**Task 1**
Condense the paragraph starting "My version of the answer" in the forum thread about getting a file name from an Android URI into a short bulleted list that keeps its main facts.
**Task 2**
Write what comes next in the forum thread about getting a file name from an Android URI, starting right after its final line.

──────── Reading passage ────────

My version of the answer is actually very similar to the @Stefan Haustein. I found the answer on Android Developer page Retrieving File Information; the information here is even more condensed on this specific topic than on Storage Access Framework guide site. In the result from the query the column index containing file name is OpenableColumns.DISPLAY_NAME. None of other answers/solutions for column indexes worked for me. Below is the sample function:

 /**
 * @param uri uri of file.
 * @param contentResolver access to server app.
 * @return the name of the file.
 */
def extractFileName(uri: Uri, contentResolver: ContentResolver): Option[String] = {

    var fileName: Option[String] = None
    if (uri.getScheme.equals("file")) {

        fileName = Option(uri.getLastPathSegment)
    } else if (uri.getScheme.equals("content")) {

        var cursor: Cursor = null
        try {

            // Query the server app to get the file's display name and size.
            cursor = contentResolver.query(uri, null, null, null, null)

            // Get the column indexes of the data in the Cursor,
            // move to the first row in the Cursor, get the data.
            if (cursor != null && cursor.moveToFirst()) {

                val nameIndex = cursor.getColumnIndex(OpenableColumns.DISPLAY_NAME)
                fileName = Option(cursor.getString(nameIndex))
            }

        } finally {

            if (cursor != null) {
                cursor.close()
            }

        }

    }

    fileName
}
  • i tried this error nill pointer exception – user49557 Dec 20 '15 at 13:08
1

First, you need to convert your URI object to URL object, and then use File object to retrieve a file name:

try
    {
        URL videoUrl = uri.toURL();
        File tempFile = new File(videoUrl.getFile());
        String fileName = tempFile.getName();
    }
    catch (Exception e)
    {

    }

That's it, very easy.

1

Stefan Haustein function for xamarin/c#:

public string GetFilenameFromURI(Android.Net.Uri uri)
        {
            string result = null;
            if (uri.Scheme == "content")
            {
                using (var cursor = Application.Context.ContentResolver.Query(uri, null, null, null, null))
                {
                    try
                    {
                        if (cursor != null && cursor.MoveToFirst())

──────── Items ────────

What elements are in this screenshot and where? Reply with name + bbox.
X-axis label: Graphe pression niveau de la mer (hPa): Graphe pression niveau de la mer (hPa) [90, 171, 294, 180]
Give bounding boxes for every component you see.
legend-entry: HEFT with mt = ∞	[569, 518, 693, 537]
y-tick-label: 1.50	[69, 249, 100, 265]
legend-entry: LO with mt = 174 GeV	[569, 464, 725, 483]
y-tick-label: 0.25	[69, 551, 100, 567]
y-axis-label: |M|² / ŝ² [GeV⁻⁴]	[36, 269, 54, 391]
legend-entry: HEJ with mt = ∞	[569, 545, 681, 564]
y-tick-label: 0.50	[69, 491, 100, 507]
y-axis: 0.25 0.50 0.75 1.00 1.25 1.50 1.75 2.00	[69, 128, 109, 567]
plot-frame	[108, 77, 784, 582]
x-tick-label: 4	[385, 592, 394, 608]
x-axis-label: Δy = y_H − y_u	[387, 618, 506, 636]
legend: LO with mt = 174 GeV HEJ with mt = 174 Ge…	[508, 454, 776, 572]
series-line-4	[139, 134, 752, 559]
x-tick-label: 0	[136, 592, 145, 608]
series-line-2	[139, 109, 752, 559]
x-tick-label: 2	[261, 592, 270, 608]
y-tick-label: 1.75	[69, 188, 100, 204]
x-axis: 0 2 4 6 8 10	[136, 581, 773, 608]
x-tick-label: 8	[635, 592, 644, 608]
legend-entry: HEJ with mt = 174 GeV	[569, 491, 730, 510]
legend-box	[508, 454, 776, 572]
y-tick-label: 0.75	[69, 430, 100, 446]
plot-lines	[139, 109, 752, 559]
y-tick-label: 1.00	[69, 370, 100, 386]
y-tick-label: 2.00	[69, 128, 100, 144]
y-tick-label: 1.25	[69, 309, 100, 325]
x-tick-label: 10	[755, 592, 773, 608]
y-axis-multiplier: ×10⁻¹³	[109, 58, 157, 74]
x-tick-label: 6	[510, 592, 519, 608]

────────

**Reply 1**
- My answer closely resembles the one from @Stefan Haustein.
- I found it on the Android Developer page Retrieving File Information, which covers this topic more concisely than the Storage Access Framework guide.
- In the query result, the column index holding the file name is OpenableColumns.DISPLAY_NAME.
- The column indexes suggested in the other answers did not work for me.
- A sample function follows.

**Reply 2**
                        {
                            result = cursor.GetString(cursor.GetColumnIndex(OpenableColumns.DisplayName));
                        }
                    }
                    finally
                    {
                        cursor.Close();
                    }
                }
            }
            if (result == null)
            {
                result = uri.Path;
                int cut = result.LastIndexOf('/');
                if (cut != -1)
                {
                    result = result.Substring(cut + 1);
                }
            }
            return result;
        }
1

If you want to have the filename with extension I use this function to get it. It also works with google drive file picks

public static String getFileName(Uri uri) {
    String result;

    //if uri is content
    if (uri.getScheme() != null && uri.getScheme().equals("content")) {
        Cursor cursor = global.getInstance().context.getContentResolver().query(uri, null, null, null, null);
        try {
            if (cursor != null && cursor.moveToFirst()) {
                //local filesystem
                int index = cursor.getColumnIndex("_data");
                if(index == -1)
                    //google drive
                    index = cursor.getColumnIndex("_display_name");
                result = cursor.getString(index);
                if(result != null)
                    uri = Uri.parse(result);
                else
                    return null;
            }
        } finally {
            cursor.close();
        }
    }

    result = uri.getPath();

    //get filename + ext of path
    int cut = result.lastIndexOf('/');
    if (cut != -1)
        result = result.substring(cut + 1);
    return result;
}
1

For Kotlin, You can use something like this :

object FileUtils {

fun getFileName(context: Context, uri : Uri) : String {
    var fileName = "Unknown"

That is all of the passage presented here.